[EXERCISE]: Go over the listing that follows and work out how many lines have the string "MEDIS"; reply with the number by itself.

[RECORDS FOR THIS TASK]:
──────────────────────────────
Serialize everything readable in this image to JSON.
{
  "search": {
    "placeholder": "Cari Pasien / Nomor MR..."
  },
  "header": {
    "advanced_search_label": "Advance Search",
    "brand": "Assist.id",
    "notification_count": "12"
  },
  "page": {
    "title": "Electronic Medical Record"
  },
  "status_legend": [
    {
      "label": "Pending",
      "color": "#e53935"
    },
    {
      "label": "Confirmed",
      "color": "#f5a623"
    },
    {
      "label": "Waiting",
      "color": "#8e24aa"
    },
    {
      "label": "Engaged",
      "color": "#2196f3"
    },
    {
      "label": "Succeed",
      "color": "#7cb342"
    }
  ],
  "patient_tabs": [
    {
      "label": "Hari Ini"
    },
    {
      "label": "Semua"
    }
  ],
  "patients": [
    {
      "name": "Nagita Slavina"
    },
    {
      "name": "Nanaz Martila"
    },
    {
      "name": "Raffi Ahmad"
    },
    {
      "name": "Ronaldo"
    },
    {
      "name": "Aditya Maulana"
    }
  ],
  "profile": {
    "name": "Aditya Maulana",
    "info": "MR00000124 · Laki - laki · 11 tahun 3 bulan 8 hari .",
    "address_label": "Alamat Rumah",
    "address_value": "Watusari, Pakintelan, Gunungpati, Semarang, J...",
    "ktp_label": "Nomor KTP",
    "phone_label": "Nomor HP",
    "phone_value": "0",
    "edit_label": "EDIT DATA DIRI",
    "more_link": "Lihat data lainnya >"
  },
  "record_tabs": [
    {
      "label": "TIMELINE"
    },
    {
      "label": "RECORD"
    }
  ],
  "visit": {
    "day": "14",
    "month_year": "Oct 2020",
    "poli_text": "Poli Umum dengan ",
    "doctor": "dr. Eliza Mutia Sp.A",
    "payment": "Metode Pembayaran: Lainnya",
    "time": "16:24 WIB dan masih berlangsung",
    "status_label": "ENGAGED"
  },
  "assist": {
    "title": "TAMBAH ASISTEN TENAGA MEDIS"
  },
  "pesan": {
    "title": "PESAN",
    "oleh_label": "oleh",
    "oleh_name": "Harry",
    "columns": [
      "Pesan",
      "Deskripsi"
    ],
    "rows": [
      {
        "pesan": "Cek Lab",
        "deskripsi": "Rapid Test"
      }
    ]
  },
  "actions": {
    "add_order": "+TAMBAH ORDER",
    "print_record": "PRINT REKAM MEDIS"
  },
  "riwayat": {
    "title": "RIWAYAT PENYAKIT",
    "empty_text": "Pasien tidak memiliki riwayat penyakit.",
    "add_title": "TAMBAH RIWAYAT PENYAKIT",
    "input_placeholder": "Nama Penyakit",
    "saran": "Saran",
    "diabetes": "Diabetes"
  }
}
──────────────────────────────
[ANSWER SECTION]: 2